*Written instruction*.
Gather all lines in the entries that include the word "Curry".

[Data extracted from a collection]

# # # # #

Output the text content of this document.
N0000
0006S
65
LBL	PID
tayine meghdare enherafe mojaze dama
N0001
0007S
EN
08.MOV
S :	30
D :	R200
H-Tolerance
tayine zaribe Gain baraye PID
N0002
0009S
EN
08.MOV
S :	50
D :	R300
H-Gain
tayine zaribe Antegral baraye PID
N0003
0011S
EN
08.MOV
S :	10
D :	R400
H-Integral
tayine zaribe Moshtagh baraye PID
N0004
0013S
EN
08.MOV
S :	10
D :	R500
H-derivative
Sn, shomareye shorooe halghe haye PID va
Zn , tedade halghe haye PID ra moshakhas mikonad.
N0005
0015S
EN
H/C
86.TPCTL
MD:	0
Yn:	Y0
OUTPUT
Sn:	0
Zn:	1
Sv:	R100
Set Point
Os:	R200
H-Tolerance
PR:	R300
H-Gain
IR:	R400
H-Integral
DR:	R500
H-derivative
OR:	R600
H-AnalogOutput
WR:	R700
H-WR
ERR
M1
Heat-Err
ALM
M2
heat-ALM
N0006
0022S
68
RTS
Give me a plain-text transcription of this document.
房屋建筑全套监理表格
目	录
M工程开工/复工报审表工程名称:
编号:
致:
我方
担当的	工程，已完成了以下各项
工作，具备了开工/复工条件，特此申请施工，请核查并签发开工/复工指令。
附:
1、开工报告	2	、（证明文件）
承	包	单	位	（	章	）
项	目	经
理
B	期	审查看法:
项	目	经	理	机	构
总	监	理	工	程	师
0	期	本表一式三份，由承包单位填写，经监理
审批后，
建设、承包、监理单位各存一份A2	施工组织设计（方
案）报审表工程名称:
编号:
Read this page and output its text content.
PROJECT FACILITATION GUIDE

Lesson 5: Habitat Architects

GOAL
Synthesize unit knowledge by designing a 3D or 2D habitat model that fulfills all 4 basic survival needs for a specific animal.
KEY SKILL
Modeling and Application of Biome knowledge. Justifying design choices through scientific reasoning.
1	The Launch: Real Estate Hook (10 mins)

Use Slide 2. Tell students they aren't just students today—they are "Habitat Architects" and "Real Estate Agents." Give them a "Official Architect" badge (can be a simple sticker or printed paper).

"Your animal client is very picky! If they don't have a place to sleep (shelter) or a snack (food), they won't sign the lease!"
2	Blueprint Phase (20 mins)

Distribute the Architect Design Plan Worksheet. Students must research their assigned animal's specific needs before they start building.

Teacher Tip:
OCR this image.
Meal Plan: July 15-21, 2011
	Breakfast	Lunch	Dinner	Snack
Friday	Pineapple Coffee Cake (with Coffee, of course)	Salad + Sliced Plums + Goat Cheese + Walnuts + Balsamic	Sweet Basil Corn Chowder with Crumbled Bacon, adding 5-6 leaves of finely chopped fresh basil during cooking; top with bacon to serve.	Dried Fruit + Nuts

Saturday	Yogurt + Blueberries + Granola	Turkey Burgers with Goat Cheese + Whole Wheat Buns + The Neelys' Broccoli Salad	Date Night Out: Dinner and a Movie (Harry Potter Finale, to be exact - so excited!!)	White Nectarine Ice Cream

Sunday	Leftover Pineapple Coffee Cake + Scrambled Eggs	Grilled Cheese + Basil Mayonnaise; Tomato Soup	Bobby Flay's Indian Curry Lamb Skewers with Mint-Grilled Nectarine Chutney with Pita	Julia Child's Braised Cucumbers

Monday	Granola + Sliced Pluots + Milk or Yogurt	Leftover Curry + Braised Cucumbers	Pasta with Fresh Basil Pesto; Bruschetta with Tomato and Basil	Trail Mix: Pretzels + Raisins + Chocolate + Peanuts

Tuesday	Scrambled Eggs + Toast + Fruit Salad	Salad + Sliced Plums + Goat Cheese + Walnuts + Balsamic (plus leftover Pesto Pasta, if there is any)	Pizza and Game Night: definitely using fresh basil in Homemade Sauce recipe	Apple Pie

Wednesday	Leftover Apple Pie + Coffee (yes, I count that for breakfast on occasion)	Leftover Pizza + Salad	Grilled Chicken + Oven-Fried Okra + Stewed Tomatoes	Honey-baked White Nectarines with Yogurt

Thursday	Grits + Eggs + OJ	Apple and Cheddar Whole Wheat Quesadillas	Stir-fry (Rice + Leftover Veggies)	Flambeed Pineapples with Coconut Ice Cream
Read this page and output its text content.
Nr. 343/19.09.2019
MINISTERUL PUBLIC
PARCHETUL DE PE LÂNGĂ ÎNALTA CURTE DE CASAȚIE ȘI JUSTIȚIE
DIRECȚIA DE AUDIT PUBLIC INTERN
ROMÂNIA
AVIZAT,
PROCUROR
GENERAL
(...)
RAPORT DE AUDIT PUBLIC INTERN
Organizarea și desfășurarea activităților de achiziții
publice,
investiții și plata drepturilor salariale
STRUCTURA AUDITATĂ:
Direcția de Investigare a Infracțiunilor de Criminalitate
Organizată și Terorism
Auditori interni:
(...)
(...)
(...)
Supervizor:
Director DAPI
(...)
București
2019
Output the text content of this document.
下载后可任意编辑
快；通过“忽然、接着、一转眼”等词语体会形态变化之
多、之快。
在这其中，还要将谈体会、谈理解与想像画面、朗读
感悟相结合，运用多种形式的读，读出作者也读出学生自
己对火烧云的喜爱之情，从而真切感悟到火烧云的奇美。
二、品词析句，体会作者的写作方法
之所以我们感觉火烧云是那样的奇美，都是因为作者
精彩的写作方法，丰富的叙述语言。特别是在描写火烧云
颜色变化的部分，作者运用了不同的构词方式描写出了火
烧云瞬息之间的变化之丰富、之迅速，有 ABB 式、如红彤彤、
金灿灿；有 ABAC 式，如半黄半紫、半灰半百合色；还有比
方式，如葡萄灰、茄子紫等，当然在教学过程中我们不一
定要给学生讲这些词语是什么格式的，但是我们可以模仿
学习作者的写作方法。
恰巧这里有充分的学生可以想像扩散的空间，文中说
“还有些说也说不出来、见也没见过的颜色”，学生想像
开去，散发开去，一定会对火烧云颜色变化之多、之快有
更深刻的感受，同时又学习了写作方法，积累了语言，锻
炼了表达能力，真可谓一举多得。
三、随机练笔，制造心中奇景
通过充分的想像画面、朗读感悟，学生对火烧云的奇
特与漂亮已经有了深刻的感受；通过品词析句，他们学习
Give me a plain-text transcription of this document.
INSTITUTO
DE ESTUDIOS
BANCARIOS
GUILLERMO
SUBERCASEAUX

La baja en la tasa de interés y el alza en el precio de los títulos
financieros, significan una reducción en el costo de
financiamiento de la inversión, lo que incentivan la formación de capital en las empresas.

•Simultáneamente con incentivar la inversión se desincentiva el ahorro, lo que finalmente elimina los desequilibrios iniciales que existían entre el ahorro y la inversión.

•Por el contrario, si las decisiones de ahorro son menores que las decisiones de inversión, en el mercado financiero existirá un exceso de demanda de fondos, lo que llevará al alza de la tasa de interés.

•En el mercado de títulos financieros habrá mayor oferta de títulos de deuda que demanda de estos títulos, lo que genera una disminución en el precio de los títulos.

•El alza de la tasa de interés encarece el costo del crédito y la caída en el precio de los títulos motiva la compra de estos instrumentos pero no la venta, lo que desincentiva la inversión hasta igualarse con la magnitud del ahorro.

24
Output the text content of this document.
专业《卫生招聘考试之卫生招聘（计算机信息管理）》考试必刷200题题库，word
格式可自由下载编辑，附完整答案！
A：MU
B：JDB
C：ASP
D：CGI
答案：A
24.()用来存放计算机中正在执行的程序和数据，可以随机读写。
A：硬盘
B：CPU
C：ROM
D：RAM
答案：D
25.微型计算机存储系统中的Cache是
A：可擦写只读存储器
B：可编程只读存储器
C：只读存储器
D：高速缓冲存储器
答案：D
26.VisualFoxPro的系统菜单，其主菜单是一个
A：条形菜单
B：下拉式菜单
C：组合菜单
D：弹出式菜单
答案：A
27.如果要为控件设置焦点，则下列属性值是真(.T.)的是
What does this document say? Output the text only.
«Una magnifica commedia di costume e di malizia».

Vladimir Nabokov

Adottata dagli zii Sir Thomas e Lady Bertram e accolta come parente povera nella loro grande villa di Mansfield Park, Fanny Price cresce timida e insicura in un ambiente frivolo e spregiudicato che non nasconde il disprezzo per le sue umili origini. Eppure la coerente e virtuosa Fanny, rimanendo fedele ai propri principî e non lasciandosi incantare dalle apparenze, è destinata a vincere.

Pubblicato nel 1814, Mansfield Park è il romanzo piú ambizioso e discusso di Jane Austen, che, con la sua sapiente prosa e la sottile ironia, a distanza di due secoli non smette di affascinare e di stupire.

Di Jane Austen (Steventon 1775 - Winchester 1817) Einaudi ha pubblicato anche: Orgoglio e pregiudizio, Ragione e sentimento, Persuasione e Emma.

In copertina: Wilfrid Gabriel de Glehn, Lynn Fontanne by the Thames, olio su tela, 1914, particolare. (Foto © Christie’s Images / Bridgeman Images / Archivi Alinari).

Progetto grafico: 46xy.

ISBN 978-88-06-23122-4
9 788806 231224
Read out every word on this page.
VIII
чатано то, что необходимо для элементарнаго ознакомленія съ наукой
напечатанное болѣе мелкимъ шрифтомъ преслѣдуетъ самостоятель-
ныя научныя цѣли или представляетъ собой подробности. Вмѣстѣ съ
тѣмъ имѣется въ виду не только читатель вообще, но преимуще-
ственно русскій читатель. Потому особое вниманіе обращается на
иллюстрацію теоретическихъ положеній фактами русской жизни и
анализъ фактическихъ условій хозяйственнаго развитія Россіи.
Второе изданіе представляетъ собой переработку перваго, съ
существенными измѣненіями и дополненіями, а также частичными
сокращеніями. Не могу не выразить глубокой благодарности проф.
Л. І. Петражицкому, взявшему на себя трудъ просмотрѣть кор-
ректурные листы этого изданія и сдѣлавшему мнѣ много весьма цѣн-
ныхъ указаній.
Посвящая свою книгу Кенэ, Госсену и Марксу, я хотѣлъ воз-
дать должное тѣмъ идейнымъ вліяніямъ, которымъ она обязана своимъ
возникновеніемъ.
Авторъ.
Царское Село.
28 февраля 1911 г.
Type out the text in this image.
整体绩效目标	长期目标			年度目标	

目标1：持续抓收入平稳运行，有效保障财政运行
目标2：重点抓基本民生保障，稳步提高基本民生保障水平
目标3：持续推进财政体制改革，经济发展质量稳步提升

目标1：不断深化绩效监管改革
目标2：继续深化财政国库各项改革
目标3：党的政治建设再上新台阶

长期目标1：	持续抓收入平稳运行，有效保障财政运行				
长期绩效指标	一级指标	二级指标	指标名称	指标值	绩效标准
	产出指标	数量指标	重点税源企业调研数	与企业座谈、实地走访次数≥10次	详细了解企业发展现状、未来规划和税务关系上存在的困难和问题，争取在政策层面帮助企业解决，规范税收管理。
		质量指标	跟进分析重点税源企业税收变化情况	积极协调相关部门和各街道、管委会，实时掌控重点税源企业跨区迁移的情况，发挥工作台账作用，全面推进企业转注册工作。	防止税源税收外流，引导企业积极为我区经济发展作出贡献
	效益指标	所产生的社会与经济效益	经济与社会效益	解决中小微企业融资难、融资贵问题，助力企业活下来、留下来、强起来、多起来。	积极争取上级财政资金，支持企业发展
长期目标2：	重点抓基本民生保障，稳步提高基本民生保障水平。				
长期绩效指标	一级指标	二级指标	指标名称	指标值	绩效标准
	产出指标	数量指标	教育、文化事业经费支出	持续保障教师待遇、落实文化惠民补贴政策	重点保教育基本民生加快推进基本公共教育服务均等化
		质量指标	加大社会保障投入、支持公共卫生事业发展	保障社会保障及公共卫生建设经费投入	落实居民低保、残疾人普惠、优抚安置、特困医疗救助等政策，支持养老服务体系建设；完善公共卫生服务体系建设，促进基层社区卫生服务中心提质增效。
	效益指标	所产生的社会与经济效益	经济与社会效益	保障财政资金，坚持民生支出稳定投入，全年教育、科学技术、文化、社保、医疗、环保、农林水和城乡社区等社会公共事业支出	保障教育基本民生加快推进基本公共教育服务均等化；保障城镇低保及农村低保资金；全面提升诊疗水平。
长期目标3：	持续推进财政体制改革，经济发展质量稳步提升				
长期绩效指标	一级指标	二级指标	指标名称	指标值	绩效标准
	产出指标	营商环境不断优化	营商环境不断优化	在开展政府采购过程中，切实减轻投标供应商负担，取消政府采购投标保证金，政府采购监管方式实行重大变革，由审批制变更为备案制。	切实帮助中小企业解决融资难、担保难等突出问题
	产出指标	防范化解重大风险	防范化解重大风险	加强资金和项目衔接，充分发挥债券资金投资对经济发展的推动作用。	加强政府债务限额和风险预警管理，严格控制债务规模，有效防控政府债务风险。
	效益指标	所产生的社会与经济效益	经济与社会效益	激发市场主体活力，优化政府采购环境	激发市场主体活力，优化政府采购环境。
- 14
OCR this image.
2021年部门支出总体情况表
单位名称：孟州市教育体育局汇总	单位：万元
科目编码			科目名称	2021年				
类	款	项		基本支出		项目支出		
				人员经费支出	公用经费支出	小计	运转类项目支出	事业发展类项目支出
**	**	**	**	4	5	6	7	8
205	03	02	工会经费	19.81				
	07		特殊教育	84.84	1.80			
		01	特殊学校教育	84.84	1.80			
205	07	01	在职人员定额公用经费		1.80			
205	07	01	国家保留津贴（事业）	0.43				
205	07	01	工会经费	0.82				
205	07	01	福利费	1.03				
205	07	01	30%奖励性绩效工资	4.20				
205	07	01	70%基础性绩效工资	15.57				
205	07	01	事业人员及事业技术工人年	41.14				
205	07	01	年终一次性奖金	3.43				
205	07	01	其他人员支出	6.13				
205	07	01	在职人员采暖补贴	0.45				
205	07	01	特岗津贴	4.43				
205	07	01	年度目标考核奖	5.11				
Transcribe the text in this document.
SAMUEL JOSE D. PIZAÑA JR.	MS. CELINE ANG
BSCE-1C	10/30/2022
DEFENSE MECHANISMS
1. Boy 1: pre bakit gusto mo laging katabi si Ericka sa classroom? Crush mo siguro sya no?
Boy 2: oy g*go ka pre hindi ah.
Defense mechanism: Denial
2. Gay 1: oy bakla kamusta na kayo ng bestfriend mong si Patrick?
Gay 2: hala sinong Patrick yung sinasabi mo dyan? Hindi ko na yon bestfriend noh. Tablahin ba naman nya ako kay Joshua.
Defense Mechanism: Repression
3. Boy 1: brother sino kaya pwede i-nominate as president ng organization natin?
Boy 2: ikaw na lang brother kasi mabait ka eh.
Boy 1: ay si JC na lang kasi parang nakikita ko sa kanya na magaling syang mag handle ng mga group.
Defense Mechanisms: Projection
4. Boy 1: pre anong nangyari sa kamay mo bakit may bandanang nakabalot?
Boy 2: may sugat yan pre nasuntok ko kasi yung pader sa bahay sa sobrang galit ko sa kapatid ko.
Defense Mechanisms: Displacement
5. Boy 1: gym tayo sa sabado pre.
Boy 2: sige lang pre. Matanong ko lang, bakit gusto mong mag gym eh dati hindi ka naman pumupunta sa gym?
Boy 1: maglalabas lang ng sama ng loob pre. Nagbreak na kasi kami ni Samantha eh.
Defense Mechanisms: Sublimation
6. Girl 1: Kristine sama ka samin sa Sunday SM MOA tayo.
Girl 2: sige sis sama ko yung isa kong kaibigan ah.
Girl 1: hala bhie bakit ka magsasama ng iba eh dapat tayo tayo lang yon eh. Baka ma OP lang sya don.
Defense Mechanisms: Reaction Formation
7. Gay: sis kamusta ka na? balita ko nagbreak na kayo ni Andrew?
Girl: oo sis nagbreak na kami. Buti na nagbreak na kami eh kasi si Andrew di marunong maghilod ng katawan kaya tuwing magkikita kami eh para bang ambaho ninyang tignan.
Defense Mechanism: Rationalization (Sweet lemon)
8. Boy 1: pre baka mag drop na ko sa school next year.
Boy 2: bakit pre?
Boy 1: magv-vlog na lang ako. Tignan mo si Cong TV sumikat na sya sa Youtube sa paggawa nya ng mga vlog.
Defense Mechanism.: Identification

# # # # #

*Response to this task*.
Sunday	Leftover Pineapple Coffee Cake + Scrambled Eggs	Grilled Cheese + Basil Mayonnaise; Tomato Soup	Bobby Flay's Indian Curry Lamb Skewers with Mint-Grilled Nectarine Chutney with Pita	Julia Child's Braised Cucumbers
Monday	Granola + Sliced Pluots + Milk or Yogurt	Leftover Curry + Braised Cucumbers	Pasta with Fresh Basil Pesto; Bruschetta with Tomato and Basil	Trail Mix: Pretzels + Raisins + Chocolate + Peanuts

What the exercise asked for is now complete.